Can you reproduce the data word for word, from its very first line through the line containing "cursor-name-tag: Thomas Schäfer", including both of those lines?

**Excerpted records:**
****
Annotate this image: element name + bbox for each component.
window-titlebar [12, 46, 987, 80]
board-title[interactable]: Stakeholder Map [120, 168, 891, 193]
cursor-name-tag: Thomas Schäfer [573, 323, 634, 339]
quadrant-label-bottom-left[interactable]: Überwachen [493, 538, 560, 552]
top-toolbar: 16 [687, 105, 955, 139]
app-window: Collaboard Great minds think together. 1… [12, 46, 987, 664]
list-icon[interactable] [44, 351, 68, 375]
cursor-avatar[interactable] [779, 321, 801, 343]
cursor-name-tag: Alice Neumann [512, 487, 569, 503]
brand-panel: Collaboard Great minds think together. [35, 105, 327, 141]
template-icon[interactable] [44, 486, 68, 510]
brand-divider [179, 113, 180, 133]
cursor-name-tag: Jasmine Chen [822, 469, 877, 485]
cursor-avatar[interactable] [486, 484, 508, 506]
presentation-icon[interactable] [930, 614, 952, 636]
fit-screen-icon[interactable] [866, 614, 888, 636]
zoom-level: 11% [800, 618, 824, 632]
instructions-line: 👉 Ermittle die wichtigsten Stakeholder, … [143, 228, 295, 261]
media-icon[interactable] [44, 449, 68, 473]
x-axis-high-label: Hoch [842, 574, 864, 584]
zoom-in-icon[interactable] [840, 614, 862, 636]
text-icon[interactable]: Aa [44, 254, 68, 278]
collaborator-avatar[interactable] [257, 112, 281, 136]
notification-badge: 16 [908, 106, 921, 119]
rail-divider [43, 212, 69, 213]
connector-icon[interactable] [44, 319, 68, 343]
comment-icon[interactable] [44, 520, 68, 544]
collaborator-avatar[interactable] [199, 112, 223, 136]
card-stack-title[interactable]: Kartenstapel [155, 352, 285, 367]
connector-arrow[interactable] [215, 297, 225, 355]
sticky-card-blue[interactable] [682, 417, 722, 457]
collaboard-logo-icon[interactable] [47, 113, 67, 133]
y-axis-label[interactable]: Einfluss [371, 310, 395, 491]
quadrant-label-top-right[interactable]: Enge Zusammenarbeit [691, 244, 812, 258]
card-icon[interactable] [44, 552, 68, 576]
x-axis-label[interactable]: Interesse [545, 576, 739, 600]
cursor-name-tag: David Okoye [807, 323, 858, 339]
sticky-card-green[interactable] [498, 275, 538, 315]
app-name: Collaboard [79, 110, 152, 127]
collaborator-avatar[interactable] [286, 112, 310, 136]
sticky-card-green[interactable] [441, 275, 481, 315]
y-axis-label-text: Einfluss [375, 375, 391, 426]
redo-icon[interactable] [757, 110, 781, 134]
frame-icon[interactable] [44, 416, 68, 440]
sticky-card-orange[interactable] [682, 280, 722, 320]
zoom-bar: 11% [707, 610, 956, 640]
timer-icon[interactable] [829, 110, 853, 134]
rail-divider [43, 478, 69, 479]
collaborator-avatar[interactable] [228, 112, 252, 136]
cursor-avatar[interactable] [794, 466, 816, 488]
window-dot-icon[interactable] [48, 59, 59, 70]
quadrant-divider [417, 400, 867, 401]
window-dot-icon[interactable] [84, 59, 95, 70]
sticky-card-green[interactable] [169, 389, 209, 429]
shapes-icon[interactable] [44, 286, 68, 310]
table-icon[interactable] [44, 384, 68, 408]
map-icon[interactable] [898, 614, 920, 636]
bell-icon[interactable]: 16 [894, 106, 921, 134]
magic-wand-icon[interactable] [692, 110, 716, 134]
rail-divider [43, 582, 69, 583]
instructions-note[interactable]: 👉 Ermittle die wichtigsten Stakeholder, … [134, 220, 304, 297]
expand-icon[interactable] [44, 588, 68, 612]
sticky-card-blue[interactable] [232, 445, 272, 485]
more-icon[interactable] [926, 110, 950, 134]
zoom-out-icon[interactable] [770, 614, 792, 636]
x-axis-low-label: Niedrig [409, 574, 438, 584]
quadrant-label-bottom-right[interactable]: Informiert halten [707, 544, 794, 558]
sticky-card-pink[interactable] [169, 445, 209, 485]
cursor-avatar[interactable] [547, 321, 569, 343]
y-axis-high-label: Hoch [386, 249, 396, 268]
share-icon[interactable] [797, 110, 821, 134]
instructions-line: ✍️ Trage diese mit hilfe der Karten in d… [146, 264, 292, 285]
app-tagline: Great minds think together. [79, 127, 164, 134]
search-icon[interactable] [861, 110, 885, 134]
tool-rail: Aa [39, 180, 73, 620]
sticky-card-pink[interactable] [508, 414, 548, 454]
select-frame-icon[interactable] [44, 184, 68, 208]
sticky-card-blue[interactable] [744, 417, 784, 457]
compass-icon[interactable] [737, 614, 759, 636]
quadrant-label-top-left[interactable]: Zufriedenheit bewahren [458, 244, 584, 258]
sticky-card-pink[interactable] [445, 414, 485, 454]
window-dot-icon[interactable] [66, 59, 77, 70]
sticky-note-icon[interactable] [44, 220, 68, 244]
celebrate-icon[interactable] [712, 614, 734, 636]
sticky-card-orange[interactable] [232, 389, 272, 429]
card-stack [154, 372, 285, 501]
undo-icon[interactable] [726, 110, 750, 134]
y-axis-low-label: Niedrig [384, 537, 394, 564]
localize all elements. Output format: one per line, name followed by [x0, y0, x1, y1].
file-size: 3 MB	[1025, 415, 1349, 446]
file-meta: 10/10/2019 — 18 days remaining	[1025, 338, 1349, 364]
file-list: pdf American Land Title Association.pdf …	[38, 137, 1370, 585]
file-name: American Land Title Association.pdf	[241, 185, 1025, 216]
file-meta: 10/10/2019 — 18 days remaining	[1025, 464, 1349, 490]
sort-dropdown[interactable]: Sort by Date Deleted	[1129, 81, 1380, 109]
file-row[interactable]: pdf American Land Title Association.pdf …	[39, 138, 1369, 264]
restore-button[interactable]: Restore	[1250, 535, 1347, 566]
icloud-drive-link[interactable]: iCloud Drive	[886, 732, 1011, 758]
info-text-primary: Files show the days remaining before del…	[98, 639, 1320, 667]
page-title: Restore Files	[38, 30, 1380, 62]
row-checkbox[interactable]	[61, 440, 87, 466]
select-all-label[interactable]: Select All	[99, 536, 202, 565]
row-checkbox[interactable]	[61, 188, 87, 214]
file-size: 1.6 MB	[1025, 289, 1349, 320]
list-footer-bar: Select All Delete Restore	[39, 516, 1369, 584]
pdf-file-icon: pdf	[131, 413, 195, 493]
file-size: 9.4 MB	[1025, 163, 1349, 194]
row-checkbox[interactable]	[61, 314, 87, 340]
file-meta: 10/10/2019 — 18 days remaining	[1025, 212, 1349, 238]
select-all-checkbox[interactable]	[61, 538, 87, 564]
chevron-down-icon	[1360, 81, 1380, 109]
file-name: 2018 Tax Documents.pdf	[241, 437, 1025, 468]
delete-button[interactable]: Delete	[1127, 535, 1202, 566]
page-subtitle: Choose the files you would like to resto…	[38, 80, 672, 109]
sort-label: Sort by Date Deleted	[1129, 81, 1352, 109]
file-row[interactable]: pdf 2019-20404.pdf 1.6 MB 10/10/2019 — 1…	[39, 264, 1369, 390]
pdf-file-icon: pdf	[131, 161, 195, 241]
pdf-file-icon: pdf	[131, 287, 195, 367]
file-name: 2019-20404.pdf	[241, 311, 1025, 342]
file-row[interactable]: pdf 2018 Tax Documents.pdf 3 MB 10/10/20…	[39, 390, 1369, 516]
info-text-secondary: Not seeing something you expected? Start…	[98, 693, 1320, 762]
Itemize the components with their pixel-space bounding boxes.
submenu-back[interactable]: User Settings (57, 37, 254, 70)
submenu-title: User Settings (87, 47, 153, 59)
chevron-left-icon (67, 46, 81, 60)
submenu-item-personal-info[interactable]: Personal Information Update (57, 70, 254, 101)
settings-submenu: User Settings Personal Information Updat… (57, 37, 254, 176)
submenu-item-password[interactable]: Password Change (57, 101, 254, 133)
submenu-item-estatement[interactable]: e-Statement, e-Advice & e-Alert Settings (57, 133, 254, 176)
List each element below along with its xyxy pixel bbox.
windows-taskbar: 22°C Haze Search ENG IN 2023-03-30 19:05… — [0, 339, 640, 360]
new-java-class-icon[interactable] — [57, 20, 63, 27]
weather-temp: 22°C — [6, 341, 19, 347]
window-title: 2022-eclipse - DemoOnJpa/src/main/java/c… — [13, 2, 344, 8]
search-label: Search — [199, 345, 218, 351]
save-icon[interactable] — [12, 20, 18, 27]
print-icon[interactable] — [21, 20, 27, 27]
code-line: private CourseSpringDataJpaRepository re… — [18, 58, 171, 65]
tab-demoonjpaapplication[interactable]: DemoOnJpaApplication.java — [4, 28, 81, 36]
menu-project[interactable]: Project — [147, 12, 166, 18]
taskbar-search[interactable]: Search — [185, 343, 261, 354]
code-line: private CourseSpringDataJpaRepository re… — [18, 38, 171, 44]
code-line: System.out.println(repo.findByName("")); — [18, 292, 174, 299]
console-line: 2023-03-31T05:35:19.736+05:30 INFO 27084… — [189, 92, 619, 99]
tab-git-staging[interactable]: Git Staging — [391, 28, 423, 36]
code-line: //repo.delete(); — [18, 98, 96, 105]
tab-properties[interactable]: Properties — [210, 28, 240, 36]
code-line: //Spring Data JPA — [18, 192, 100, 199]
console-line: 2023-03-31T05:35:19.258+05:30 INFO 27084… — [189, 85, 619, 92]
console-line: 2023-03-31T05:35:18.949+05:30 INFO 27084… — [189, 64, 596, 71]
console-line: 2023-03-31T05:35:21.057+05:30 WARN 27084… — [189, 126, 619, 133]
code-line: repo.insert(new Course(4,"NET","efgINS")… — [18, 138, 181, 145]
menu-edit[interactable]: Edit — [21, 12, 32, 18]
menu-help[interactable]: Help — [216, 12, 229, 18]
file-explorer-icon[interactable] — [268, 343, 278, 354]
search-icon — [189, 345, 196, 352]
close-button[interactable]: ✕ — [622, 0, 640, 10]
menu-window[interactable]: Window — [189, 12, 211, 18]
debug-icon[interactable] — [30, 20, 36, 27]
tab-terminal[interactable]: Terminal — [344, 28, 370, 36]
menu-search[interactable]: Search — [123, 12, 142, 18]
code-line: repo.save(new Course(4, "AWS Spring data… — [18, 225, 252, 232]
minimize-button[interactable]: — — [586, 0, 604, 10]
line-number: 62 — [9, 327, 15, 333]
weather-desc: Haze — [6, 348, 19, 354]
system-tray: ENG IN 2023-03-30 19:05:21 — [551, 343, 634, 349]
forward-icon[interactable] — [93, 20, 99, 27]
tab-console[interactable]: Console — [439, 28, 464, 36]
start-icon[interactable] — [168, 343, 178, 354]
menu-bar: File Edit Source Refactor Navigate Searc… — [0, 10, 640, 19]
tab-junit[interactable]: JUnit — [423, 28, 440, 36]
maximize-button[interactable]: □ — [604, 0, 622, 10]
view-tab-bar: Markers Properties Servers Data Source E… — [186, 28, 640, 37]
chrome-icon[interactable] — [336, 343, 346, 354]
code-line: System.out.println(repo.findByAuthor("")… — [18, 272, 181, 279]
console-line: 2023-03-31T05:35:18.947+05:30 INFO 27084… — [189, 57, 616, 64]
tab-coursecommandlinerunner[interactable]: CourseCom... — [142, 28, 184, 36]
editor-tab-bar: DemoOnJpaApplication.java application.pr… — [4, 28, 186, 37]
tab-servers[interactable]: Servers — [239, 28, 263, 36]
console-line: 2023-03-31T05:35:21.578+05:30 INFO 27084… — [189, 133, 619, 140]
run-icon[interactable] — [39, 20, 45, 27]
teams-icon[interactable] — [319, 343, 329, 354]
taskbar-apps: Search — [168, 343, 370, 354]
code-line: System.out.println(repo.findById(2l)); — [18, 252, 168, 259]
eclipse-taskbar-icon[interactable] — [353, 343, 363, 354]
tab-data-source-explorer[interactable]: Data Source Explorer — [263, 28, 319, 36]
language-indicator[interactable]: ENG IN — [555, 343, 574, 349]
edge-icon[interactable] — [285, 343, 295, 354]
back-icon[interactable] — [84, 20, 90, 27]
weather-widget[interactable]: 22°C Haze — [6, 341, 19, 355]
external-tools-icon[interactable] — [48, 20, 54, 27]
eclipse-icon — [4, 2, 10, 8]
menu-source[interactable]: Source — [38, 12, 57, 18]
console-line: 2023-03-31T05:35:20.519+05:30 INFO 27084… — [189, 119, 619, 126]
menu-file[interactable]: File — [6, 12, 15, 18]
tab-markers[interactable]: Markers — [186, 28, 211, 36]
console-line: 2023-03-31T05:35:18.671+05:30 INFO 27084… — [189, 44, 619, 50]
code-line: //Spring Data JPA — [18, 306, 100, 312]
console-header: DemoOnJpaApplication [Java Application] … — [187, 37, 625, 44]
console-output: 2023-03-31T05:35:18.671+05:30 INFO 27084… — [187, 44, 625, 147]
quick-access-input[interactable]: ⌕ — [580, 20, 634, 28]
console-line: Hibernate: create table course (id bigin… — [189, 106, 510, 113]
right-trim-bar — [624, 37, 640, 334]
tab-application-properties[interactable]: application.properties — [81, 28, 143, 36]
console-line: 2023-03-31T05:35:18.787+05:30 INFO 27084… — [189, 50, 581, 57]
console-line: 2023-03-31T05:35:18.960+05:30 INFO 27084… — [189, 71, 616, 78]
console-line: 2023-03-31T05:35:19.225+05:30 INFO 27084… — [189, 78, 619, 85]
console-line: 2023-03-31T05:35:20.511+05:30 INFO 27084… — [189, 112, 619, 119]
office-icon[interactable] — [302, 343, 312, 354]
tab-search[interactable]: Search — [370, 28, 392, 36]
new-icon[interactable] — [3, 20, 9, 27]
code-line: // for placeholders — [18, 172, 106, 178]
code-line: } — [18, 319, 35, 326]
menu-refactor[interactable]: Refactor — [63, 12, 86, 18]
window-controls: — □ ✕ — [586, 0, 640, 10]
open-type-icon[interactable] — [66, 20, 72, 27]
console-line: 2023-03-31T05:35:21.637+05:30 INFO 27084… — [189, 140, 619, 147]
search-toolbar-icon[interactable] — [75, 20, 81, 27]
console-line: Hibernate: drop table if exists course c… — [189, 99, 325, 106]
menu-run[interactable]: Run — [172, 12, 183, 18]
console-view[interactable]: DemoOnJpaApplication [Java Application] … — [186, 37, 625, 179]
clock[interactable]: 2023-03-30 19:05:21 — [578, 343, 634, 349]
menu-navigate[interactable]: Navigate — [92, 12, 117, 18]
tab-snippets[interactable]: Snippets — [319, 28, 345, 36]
****
**Reply:**
Annotate this image: element name + bbox for each component.
window-titlebar [12, 46, 987, 80]
board-title[interactable]: Stakeholder Map [120, 168, 891, 193]
cursor-name-tag: Thomas Schäfer [573, 323, 634, 339]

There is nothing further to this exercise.